§ **Data extract**
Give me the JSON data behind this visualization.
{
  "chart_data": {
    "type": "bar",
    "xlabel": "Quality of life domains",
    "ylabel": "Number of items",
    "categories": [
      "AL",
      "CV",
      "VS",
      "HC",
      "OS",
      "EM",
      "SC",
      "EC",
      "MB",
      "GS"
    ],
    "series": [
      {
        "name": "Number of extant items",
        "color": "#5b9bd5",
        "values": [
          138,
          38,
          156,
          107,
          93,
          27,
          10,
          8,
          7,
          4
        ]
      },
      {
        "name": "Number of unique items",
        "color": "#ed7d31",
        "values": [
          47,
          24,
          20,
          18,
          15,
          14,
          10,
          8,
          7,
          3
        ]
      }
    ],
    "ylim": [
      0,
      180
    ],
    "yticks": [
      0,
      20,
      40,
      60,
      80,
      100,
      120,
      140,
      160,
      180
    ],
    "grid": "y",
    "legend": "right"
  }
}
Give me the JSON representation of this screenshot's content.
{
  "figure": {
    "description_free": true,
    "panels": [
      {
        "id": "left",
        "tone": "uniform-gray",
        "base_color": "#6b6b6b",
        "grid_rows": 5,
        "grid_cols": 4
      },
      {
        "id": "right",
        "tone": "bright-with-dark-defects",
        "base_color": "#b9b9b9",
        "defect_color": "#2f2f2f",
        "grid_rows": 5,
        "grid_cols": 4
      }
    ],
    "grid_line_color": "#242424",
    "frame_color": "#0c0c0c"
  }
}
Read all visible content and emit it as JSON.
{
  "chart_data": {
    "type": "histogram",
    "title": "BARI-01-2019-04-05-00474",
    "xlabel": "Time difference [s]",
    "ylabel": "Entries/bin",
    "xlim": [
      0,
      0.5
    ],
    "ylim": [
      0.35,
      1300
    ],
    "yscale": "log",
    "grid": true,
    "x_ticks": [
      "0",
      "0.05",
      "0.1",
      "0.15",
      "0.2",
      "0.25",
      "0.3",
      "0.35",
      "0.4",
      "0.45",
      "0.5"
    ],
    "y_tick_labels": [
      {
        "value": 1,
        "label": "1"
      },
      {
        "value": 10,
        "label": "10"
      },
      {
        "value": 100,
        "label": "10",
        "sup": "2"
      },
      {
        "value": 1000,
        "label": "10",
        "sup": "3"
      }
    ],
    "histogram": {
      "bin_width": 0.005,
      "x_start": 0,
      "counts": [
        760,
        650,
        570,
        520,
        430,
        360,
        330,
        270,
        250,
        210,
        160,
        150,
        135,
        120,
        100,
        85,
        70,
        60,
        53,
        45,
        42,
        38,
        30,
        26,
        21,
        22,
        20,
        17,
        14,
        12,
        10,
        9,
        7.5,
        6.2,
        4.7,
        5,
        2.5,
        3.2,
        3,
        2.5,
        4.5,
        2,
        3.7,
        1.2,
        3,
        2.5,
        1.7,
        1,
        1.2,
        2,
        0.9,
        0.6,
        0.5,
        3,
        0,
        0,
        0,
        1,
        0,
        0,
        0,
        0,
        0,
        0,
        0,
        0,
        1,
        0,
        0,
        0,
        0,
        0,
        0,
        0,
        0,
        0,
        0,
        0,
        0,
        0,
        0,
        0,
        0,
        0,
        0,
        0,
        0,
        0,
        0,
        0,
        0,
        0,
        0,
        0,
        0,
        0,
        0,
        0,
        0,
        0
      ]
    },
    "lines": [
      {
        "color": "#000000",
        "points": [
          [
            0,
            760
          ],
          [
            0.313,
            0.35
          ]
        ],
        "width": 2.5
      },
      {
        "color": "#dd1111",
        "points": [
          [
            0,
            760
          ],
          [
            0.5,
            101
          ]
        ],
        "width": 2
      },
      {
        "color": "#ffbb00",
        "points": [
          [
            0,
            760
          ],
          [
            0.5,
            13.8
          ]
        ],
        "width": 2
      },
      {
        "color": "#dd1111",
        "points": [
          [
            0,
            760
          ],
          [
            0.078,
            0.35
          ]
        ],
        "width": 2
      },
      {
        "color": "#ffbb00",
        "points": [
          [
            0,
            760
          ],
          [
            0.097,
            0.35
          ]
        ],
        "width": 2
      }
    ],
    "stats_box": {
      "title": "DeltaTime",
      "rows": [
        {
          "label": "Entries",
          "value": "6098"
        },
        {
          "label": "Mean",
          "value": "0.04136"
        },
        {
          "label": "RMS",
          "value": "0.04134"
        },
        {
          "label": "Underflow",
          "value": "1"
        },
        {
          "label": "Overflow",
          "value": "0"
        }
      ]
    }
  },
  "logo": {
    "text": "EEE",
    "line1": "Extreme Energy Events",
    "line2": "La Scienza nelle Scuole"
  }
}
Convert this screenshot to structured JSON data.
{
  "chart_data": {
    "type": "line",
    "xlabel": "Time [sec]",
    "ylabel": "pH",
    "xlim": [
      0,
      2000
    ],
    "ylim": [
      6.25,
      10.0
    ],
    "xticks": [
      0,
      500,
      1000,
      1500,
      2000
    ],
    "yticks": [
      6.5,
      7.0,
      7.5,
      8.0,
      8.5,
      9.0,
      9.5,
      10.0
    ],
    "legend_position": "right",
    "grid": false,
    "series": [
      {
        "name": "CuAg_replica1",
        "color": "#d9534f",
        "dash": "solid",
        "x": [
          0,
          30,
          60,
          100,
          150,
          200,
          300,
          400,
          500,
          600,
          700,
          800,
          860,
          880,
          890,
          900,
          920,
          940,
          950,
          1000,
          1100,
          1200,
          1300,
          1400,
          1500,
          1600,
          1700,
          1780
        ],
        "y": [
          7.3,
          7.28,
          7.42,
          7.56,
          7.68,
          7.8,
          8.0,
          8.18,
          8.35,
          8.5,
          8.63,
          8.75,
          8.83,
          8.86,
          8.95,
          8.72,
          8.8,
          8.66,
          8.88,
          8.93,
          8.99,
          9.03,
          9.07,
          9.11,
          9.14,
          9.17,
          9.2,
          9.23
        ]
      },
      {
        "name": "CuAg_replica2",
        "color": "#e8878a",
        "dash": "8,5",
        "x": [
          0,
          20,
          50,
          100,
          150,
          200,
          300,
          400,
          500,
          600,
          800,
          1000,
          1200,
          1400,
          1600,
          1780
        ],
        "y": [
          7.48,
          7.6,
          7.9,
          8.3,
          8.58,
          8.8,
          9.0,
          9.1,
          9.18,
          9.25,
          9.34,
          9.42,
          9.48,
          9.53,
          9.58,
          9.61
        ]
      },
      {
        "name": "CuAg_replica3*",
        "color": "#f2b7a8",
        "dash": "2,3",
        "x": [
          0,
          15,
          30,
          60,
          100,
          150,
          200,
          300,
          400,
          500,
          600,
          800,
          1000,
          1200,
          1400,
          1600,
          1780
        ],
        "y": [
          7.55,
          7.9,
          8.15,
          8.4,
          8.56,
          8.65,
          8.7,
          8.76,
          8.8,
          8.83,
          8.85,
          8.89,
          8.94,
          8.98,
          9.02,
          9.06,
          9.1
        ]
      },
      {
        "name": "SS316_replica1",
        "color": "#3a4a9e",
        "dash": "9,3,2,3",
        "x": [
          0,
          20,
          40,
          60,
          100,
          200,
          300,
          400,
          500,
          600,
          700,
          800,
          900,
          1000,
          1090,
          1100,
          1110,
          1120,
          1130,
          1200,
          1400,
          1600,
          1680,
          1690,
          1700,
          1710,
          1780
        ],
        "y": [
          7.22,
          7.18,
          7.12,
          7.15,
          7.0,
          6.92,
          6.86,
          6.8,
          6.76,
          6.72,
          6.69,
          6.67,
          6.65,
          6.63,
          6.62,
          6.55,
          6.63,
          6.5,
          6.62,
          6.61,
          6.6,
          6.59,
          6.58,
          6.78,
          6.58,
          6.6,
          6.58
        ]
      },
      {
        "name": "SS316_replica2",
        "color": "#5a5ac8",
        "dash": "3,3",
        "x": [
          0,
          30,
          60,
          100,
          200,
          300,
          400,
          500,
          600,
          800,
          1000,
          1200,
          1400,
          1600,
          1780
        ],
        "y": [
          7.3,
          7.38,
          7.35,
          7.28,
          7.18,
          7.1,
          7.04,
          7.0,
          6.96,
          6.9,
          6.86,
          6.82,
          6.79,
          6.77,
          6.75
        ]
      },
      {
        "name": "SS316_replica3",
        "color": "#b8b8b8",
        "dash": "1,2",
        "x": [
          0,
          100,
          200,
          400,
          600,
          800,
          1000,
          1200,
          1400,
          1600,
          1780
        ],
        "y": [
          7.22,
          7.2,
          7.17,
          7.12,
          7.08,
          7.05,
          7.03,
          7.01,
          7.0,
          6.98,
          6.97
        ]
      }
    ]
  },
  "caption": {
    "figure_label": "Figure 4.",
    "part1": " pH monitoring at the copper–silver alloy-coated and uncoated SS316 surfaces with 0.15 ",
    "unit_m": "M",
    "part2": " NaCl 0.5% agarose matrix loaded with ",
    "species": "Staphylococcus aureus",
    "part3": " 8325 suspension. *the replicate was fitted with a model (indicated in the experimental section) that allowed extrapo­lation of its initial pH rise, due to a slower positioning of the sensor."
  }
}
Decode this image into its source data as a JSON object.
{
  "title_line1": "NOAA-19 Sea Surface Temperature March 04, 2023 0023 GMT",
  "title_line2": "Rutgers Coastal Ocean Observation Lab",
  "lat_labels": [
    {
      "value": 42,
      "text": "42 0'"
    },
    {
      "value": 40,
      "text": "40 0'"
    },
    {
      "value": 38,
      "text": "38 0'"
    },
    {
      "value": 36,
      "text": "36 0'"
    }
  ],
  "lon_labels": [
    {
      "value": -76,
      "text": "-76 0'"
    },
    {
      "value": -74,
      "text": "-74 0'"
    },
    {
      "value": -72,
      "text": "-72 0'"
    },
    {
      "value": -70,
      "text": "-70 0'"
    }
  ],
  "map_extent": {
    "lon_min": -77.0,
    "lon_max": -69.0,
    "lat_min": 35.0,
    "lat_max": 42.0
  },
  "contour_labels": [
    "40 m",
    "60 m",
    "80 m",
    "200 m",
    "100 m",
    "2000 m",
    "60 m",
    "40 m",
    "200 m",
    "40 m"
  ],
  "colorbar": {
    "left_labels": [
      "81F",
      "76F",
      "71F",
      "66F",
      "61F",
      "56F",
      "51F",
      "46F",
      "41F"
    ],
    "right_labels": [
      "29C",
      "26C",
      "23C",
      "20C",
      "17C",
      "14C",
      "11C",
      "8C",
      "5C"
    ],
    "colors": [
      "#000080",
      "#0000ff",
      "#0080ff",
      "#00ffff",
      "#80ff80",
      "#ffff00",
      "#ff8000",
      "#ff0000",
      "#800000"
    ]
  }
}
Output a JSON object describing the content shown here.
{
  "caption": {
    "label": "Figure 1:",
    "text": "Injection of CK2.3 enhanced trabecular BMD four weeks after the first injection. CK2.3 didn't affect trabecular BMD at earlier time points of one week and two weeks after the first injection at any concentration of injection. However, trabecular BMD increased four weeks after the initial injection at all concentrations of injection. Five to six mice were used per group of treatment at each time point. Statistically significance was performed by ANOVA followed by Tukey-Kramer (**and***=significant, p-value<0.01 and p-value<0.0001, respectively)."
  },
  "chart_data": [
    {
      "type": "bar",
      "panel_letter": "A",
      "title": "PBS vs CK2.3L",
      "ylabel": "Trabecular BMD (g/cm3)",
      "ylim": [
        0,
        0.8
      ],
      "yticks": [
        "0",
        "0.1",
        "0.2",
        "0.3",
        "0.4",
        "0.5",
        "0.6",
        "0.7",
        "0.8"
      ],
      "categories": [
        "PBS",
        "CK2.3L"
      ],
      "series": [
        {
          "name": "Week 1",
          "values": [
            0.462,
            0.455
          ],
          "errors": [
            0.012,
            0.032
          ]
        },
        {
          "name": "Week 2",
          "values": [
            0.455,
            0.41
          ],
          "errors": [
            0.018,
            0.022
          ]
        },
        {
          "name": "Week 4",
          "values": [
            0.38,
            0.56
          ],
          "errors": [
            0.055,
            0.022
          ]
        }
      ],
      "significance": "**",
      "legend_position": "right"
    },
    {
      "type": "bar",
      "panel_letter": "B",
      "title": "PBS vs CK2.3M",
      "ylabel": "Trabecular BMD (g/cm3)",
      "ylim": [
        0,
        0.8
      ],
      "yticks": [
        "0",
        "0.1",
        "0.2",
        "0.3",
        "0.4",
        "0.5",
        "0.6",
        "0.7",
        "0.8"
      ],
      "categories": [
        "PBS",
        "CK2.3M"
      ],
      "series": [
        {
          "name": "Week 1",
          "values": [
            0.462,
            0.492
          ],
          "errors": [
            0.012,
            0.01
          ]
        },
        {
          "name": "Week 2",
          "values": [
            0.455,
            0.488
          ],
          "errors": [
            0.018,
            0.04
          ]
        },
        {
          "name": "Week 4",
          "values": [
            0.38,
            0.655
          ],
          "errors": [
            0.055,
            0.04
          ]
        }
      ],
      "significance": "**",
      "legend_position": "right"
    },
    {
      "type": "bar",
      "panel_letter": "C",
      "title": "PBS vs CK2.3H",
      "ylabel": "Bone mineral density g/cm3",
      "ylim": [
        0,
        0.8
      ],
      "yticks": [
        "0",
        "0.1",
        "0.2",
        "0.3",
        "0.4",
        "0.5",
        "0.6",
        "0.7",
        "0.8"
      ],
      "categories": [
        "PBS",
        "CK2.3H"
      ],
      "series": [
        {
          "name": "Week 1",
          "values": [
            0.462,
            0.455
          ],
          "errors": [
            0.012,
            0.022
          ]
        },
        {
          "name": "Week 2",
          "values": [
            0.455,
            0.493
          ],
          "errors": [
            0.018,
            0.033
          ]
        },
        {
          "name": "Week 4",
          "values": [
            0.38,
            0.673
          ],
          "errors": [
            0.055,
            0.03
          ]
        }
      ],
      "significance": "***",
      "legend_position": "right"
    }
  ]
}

§ **Exercise**
Within the data above, pick out all lines holding the word "JSON".

§ **Solution**
Give me the JSON data behind this visualization.
Give me the JSON representation of this screenshot's content.
Read all visible content and emit it as JSON.
Convert this screenshot to structured JSON data.
Decode this image into its source data as a JSON object.
Output a JSON object describing the content shown here.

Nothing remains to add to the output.